[A run of records]
:::::

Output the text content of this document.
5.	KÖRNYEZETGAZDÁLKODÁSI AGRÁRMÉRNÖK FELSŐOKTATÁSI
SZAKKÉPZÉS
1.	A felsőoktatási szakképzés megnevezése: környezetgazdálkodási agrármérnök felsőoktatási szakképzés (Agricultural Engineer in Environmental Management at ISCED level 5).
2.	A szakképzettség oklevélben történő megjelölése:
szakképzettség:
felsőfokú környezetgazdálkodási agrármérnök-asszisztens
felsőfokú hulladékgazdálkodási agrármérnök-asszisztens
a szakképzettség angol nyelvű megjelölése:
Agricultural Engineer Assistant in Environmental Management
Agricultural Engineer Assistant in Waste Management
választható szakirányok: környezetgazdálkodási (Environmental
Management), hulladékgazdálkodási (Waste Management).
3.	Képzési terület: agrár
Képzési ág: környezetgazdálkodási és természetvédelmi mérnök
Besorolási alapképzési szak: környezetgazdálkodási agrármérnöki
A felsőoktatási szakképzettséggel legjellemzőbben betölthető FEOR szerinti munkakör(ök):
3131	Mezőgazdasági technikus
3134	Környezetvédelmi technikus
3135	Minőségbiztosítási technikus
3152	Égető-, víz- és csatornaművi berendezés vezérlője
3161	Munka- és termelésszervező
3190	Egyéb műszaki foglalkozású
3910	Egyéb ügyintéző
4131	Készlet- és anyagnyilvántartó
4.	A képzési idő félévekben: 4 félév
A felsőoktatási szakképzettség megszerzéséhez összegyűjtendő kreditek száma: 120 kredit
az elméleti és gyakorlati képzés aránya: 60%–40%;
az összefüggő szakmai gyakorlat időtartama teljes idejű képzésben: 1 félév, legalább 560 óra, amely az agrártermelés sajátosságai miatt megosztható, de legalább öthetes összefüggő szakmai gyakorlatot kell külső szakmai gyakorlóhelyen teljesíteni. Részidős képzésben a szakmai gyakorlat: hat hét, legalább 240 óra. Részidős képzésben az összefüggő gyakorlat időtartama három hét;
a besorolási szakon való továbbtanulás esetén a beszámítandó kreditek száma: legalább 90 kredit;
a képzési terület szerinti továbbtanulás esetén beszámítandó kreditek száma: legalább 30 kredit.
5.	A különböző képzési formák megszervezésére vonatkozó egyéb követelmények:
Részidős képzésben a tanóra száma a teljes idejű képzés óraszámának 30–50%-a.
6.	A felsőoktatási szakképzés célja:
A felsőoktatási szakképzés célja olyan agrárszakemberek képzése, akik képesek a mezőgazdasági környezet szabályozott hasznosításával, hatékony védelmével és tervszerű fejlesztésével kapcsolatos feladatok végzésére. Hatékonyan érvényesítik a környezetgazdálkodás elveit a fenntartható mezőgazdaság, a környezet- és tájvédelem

:::::

● REQUEST: Return every entry verbatim.

● THE RESULT:
Output the text content of this document.
5.	KÖRNYEZETGAZDÁLKODÁSI AGRÁRMÉRNÖK FELSŐOKTATÁSI
SZAKKÉPZÉS
1.	A felsőoktatási szakképzés megnevezése: környezetgazdálkodási agrármérnök felsőoktatási szakképzés (Agricultural Engineer in Environmental Management at ISCED level 5).
2.	A szakképzettség oklevélben történő megjelölése:
szakképzettség:
felsőfokú környezetgazdálkodási agrármérnök-asszisztens
felsőfokú hulladékgazdálkodási agrármérnök-asszisztens
a szakképzettség angol nyelvű megjelölése:
Agricultural Engineer Assistant in Environmental Management
Agricultural Engineer Assistant in Waste Management
választható szakirányok: környezetgazdálkodási (Environmental
Management), hulladékgazdálkodási (Waste Management).
3.	Képzési terület: agrár
Képzési ág: környezetgazdálkodási és természetvédelmi mérnök
Besorolási alapképzési szak: környezetgazdálkodási agrármérnöki
A felsőoktatási szakképzettséggel legjellemzőbben betölthető FEOR szerinti munkakör(ök):
3131	Mezőgazdasági technikus
3134	Környezetvédelmi technikus
3135	Minőségbiztosítási technikus
3152	Égető-, víz- és csatornaművi berendezés vezérlője
3161	Munka- és termelésszervező
3190	Egyéb műszaki foglalkozású
3910	Egyéb ügyintéző
4131	Készlet- és anyagnyilvántartó
4.	A képzési idő félévekben: 4 félév
A felsőoktatási szakképzettség megszerzéséhez összegyűjtendő kreditek száma: 120 kredit
az elméleti és gyakorlati képzés aránya: 60%–40%;
az összefüggő szakmai gyakorlat időtartama teljes idejű képzésben: 1 félév, legalább 560 óra, amely az agrártermelés sajátosságai miatt megosztható, de legalább öthetes összefüggő szakmai gyakorlatot kell külső szakmai gyakorlóhelyen teljesíteni. Részidős képzésben a szakmai gyakorlat: hat hét, legalább 240 óra. Részidős képzésben az összefüggő gyakorlat időtartama három hét;
a besorolási szakon való továbbtanulás esetén a beszámítandó kreditek száma: legalább 90 kredit;
a képzési terület szerinti továbbtanulás esetén beszámítandó kreditek száma: legalább 30 kredit.
5.	A különböző képzési formák megszervezésére vonatkozó egyéb követelmények:
Részidős képzésben a tanóra száma a teljes idejű képzés óraszámának 30–50%-a.
6.	A felsőoktatási szakképzés célja:
A felsőoktatási szakképzés célja olyan agrárszakemberek képzése, akik képesek a mezőgazdasági környezet szabályozott hasznosításával, hatékony védelmével és tervszerű fejlesztésével kapcsolatos feladatok végzésére. Hatékonyan érvényesítik a környezetgazdálkodás elveit a fenntartható mezőgazdaság, a környezet- és tájvédelem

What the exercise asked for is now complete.